▸ RECORDS:
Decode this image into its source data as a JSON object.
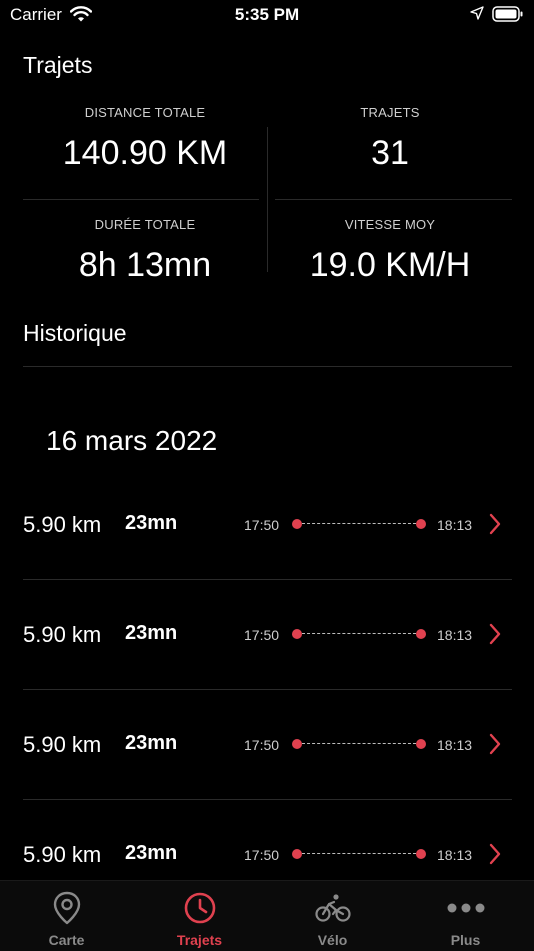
{
  "status_bar": {
    "carrier": "Carrier",
    "time": "5:35 PM"
  },
  "screen": {
    "title": "Trajets"
  },
  "stats": {
    "total_distance_label": "DISTANCE TOTALE",
    "total_distance_value": "140.90 KM",
    "trips_label": "TRAJETS",
    "trips_value": "31",
    "total_duration_label": "DURÉE TOTALE",
    "total_duration_value": "8h 13mn",
    "avg_speed_label": "VITESSE MOY",
    "avg_speed_value": "19.0 KM/H"
  },
  "history": {
    "title": "Historique",
    "date": "16 mars 2022",
    "trips": [
      {
        "distance": "5.90 km",
        "duration": "23mn",
        "start": "17:50",
        "end": "18:13"
      },
      {
        "distance": "5.90 km",
        "duration": "23mn",
        "start": "17:50",
        "end": "18:13"
      },
      {
        "distance": "5.90 km",
        "duration": "23mn",
        "start": "17:50",
        "end": "18:13"
      },
      {
        "distance": "5.90 km",
        "duration": "23mn",
        "start": "17:50",
        "end": "18:13"
      }
    ]
  },
  "tab_bar": {
    "tabs": [
      {
        "label": "Carte",
        "icon": "map-pin-icon"
      },
      {
        "label": "Trajets",
        "icon": "clock-icon"
      },
      {
        "label": "Vélo",
        "icon": "bike-icon"
      },
      {
        "label": "Plus",
        "icon": "more-icon"
      }
    ],
    "active_index": 1
  },
  "colors": {
    "accent": "#e0414f",
    "background": "#000000",
    "divider": "#2a2a2a"
  }
}
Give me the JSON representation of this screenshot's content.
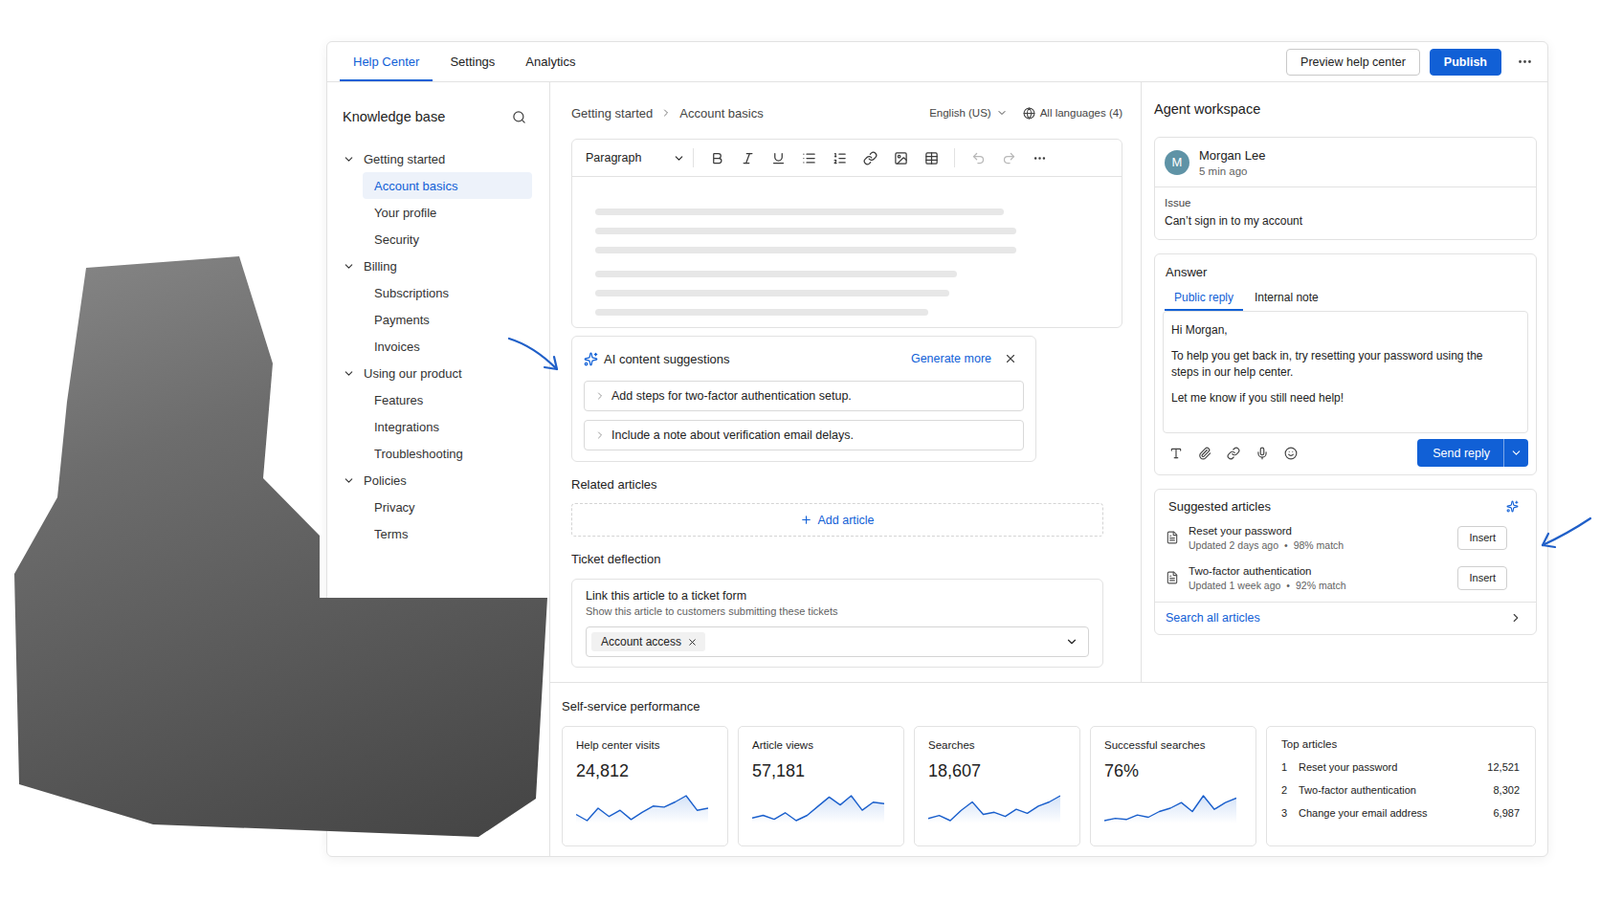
{
  "nav": {
    "tabs": [
      {
        "label": "Help Center",
        "selected": true
      },
      {
        "label": "Settings",
        "selected": false
      },
      {
        "label": "Analytics",
        "selected": false
      }
    ],
    "preview": "Preview help center",
    "publish": "Publish"
  },
  "sidebar": {
    "title": "Knowledge base",
    "groups": [
      {
        "label": "Getting started",
        "expanded": true,
        "items": [
          {
            "label": "Account basics",
            "selected": true
          },
          {
            "label": "Your profile",
            "selected": false
          },
          {
            "label": "Security",
            "selected": false
          }
        ]
      },
      {
        "label": "Billing",
        "expanded": true,
        "items": [
          {
            "label": "Subscriptions",
            "selected": false
          },
          {
            "label": "Payments",
            "selected": false
          },
          {
            "label": "Invoices",
            "selected": false
          }
        ]
      },
      {
        "label": "Using our product",
        "expanded": true,
        "items": [
          {
            "label": "Features",
            "selected": false
          },
          {
            "label": "Integrations",
            "selected": false
          },
          {
            "label": "Troubleshooting",
            "selected": false
          }
        ]
      },
      {
        "label": "Policies",
        "expanded": true,
        "items": [
          {
            "label": "Privacy",
            "selected": false
          },
          {
            "label": "Terms",
            "selected": false
          }
        ]
      }
    ]
  },
  "editor": {
    "breadcrumb": [
      "Getting started",
      "Account basics"
    ],
    "language": "English (US)",
    "languages": "All languages (4)",
    "block_style": "Paragraph",
    "tool_groups": [
      [
        {
          "kind": "bold",
          "disabled": false
        },
        {
          "kind": "italic",
          "disabled": false
        },
        {
          "kind": "underline",
          "disabled": false
        },
        {
          "kind": "bullets",
          "disabled": false
        },
        {
          "kind": "numbered",
          "disabled": false
        },
        {
          "kind": "link",
          "disabled": false
        },
        {
          "kind": "image",
          "disabled": false
        },
        {
          "kind": "table",
          "disabled": false
        }
      ],
      [
        {
          "kind": "undo",
          "disabled": true
        },
        {
          "kind": "redo",
          "disabled": true
        },
        {
          "kind": "more",
          "disabled": false
        }
      ]
    ],
    "placeholder_paragraphs": [
      [
        0.97,
        1.0,
        1.0
      ],
      [
        0.86,
        0.84,
        0.79
      ]
    ]
  },
  "ai_suggestions": {
    "title": "AI content suggestions",
    "action": "Generate more",
    "items": [
      "Add steps for two-factor authentication setup.",
      "Include a note about verification email delays."
    ]
  },
  "related": {
    "title": "Related articles",
    "action": "Add article"
  },
  "deflection": {
    "title": "Ticket deflection",
    "label": "Link this article to a ticket form",
    "hint": "Show this article to customers submitting these tickets",
    "chips": [
      "Account access"
    ]
  },
  "agent": {
    "title": "Agent workspace",
    "customer": {
      "initial": "M",
      "name": "Morgan Lee",
      "time": "5 min ago"
    },
    "issue_label": "Issue",
    "issue": "Can’t sign in to my account",
    "answer": {
      "title": "Answer",
      "tabs": [
        {
          "label": "Public reply",
          "selected": true
        },
        {
          "label": "Internal note",
          "selected": false
        }
      ],
      "paragraphs": [
        "Hi Morgan,",
        "To help you get back in, try resetting your password using the steps in our help center.",
        "Let me know if you still need help!"
      ],
      "send": "Send reply"
    },
    "suggested": {
      "title": "Suggested articles",
      "separator": "•",
      "items": [
        {
          "title": "Reset your password",
          "updated": "Updated 2 days ago",
          "match": "98% match",
          "action": "Insert"
        },
        {
          "title": "Two-factor authentication",
          "updated": "Updated 1 week ago",
          "match": "92% match",
          "action": "Insert"
        }
      ],
      "search": "Search all articles"
    }
  },
  "performance": {
    "title": "Self-service performance",
    "metrics": [
      {
        "label": "Help center visits",
        "value": "24,812",
        "series": [
          40,
          34,
          46,
          38,
          44,
          35,
          42,
          48,
          47,
          52,
          58,
          44,
          46
        ]
      },
      {
        "label": "Article views",
        "value": "57,181",
        "series": [
          38,
          40,
          37,
          42,
          36,
          40,
          47,
          54,
          48,
          55,
          44,
          50,
          49
        ]
      },
      {
        "label": "Searches",
        "value": "18,607",
        "series": [
          36,
          39,
          34,
          44,
          52,
          40,
          42,
          38,
          45,
          41,
          48,
          52,
          58
        ]
      },
      {
        "label": "Successful searches",
        "value": "76%",
        "series": [
          36,
          38,
          37,
          41,
          39,
          44,
          47,
          52,
          44,
          58,
          46,
          52,
          56
        ]
      }
    ],
    "top": {
      "title": "Top articles",
      "items": [
        {
          "rank": "1",
          "title": "Reset your password",
          "views": "12,521"
        },
        {
          "rank": "2",
          "title": "Two-factor authentication",
          "views": "8,302"
        },
        {
          "rank": "3",
          "title": "Change your email address",
          "views": "6,987"
        }
      ]
    }
  }
}
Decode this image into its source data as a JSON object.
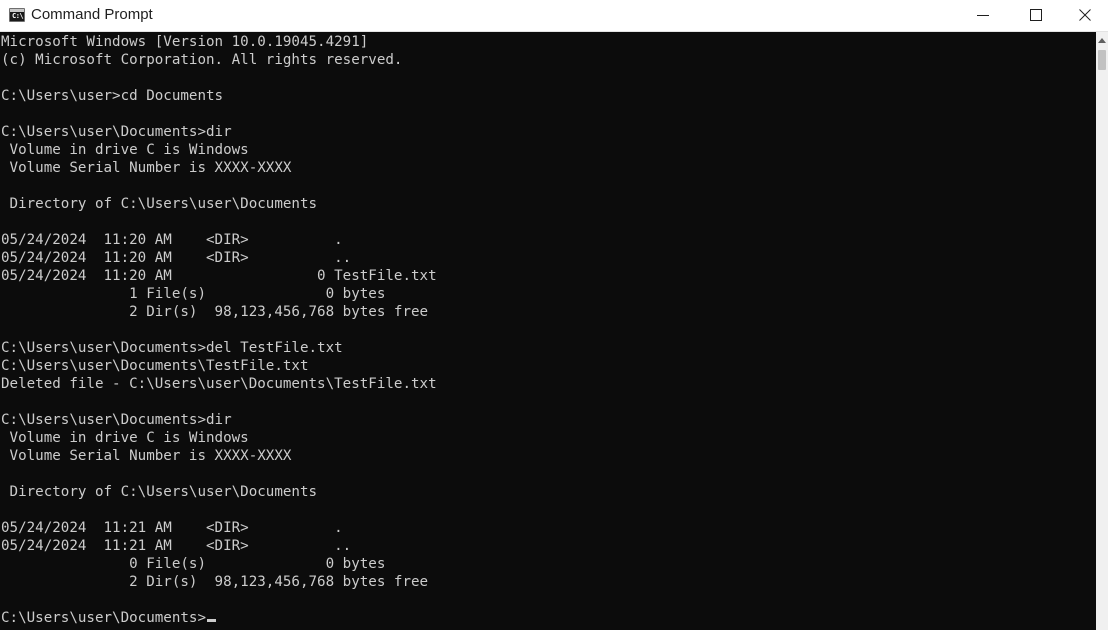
{
  "window": {
    "title": "Command Prompt"
  },
  "icons": {
    "app": "command-prompt-icon",
    "minimize": "minimize-icon",
    "maximize": "maximize-icon",
    "close": "close-icon",
    "scroll_up": "chevron-up-icon",
    "app_glyph": "C:\\"
  },
  "colors": {
    "console_background": "#0c0c0c",
    "console_text": "#cccccc",
    "titlebar_background": "#ffffff"
  },
  "console": {
    "lines": [
      "Microsoft Windows [Version 10.0.19045.4291]",
      "(c) Microsoft Corporation. All rights reserved.",
      "",
      "C:\\Users\\user>cd Documents",
      "",
      "C:\\Users\\user\\Documents>dir",
      " Volume in drive C is Windows",
      " Volume Serial Number is XXXX-XXXX",
      "",
      " Directory of C:\\Users\\user\\Documents",
      "",
      "05/24/2024  11:20 AM    <DIR>          .",
      "05/24/2024  11:20 AM    <DIR>          ..",
      "05/24/2024  11:20 AM                 0 TestFile.txt",
      "               1 File(s)              0 bytes",
      "               2 Dir(s)  98,123,456,768 bytes free",
      "",
      "C:\\Users\\user\\Documents>del TestFile.txt",
      "C:\\Users\\user\\Documents\\TestFile.txt",
      "Deleted file - C:\\Users\\user\\Documents\\TestFile.txt",
      "",
      "C:\\Users\\user\\Documents>dir",
      " Volume in drive C is Windows",
      " Volume Serial Number is XXXX-XXXX",
      "",
      " Directory of C:\\Users\\user\\Documents",
      "",
      "05/24/2024  11:21 AM    <DIR>          .",
      "05/24/2024  11:21 AM    <DIR>          ..",
      "               0 File(s)              0 bytes",
      "               2 Dir(s)  98,123,456,768 bytes free",
      ""
    ],
    "prompt": "C:\\Users\\user\\Documents>"
  }
}
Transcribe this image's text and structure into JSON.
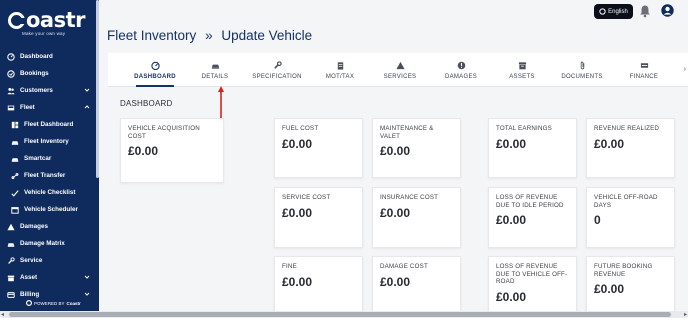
{
  "brand": {
    "logo_rest": "oastr",
    "tagline": "Make your own way",
    "powered_by": "POWERED BY",
    "powered_brand": "Coastr"
  },
  "nav": [
    {
      "label": "Dashboard",
      "icon": "dashboard-icon"
    },
    {
      "label": "Bookings",
      "icon": "bookings-icon"
    },
    {
      "label": "Customers",
      "icon": "customers-icon",
      "chevron": "down"
    },
    {
      "label": "Fleet",
      "icon": "fleet-icon",
      "chevron": "up"
    },
    {
      "label": "Fleet Dashboard",
      "icon": "fleet-dashboard-icon"
    },
    {
      "label": "Fleet Inventory",
      "icon": "fleet-inventory-icon"
    },
    {
      "label": "Smartcar",
      "icon": "smartcar-icon"
    },
    {
      "label": "Fleet Transfer",
      "icon": "fleet-transfer-icon"
    },
    {
      "label": "Vehicle Checklist",
      "icon": "vehicle-checklist-icon"
    },
    {
      "label": "Vehicle Scheduler",
      "icon": "vehicle-scheduler-icon"
    },
    {
      "label": "Damages",
      "icon": "damages-icon"
    },
    {
      "label": "Damage Matrix",
      "icon": "damage-matrix-icon"
    },
    {
      "label": "Service",
      "icon": "service-icon"
    },
    {
      "label": "Asset",
      "icon": "asset-icon",
      "chevron": "down"
    },
    {
      "label": "Billing",
      "icon": "billing-icon",
      "chevron": "down"
    }
  ],
  "topbar": {
    "language": "English"
  },
  "breadcrumb": {
    "parent": "Fleet Inventory",
    "separator": "»",
    "current": "Update Vehicle"
  },
  "tabs": [
    {
      "label": "DASHBOARD",
      "icon": "gauge-icon",
      "active": true
    },
    {
      "label": "DETAILS",
      "icon": "car-icon"
    },
    {
      "label": "SPECIFICATION",
      "icon": "wrench-icon"
    },
    {
      "label": "MOT/TAX",
      "icon": "clipboard-icon"
    },
    {
      "label": "SERVICES",
      "icon": "warning-icon"
    },
    {
      "label": "DAMAGES",
      "icon": "info-icon"
    },
    {
      "label": "ASSETS",
      "icon": "archive-icon"
    },
    {
      "label": "DOCUMENTS",
      "icon": "paperclip-icon"
    },
    {
      "label": "FINANCE",
      "icon": "money-icon"
    }
  ],
  "section_title": "DASHBOARD",
  "cards": [
    {
      "label": "VEHICLE ACQUISITION COST",
      "value": "£0.00"
    },
    {
      "label": "FUEL COST",
      "value": "£0.00"
    },
    {
      "label": "MAINTENANCE & VALET",
      "value": "£0.00"
    },
    {
      "label": "TOTAL EARNINGS",
      "value": "£0.00"
    },
    {
      "label": "REVENUE REALIZED",
      "value": "£0.00"
    },
    {
      "label": "SERVICE COST",
      "value": "£0.00"
    },
    {
      "label": "INSURANCE COST",
      "value": "£0.00"
    },
    {
      "label": "LOSS OF REVENUE DUE TO IDLE PERIOD",
      "value": "£0.00"
    },
    {
      "label": "VEHICLE OFF-ROAD DAYS",
      "value": "0"
    },
    {
      "label": "FINE",
      "value": "£0.00"
    },
    {
      "label": "DAMAGE COST",
      "value": "£0.00"
    },
    {
      "label": "LOSS OF REVENUE DUE TO VEHICLE OFF-ROAD",
      "value": "£0.00"
    },
    {
      "label": "FUTURE BOOKING REVENUE",
      "value": "£0.00"
    }
  ],
  "colors": {
    "sidebar": "#0f2a5c",
    "title": "#14326b",
    "annotation_arrow": "#d9221c"
  }
}
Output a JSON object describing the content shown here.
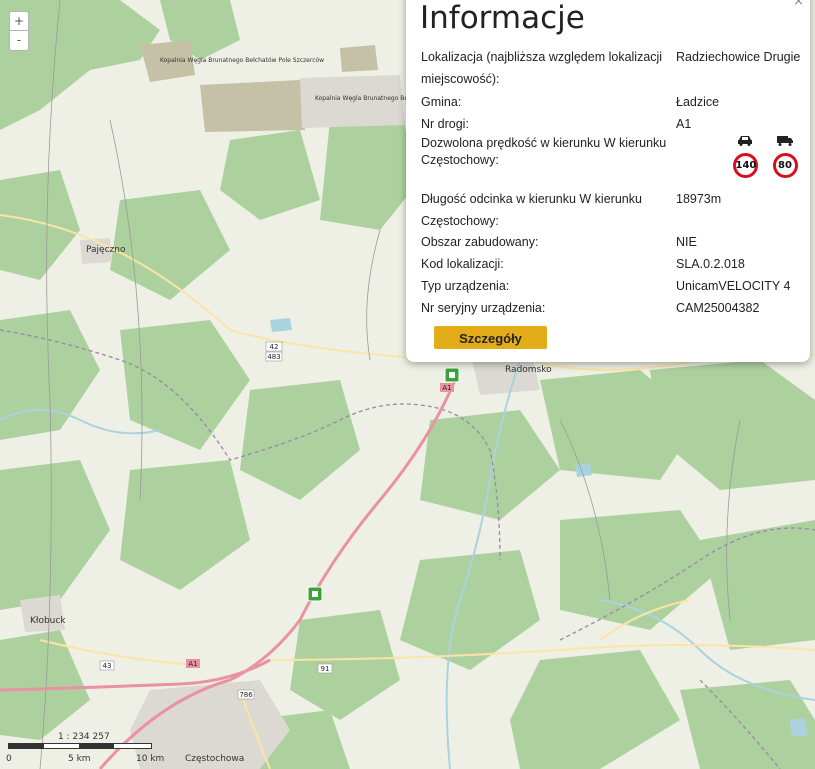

▸ TASK BRIEF: Return all lines with the word "LOSS" in them.

▸ ANSWER TO THE PROBLEM:
      "label": "LOSS OF REVENUE DUE TO IDLE PERIOD",
      "label": "LOSS OF REVENUE DUE TO VEHICLE OFF-ROAD",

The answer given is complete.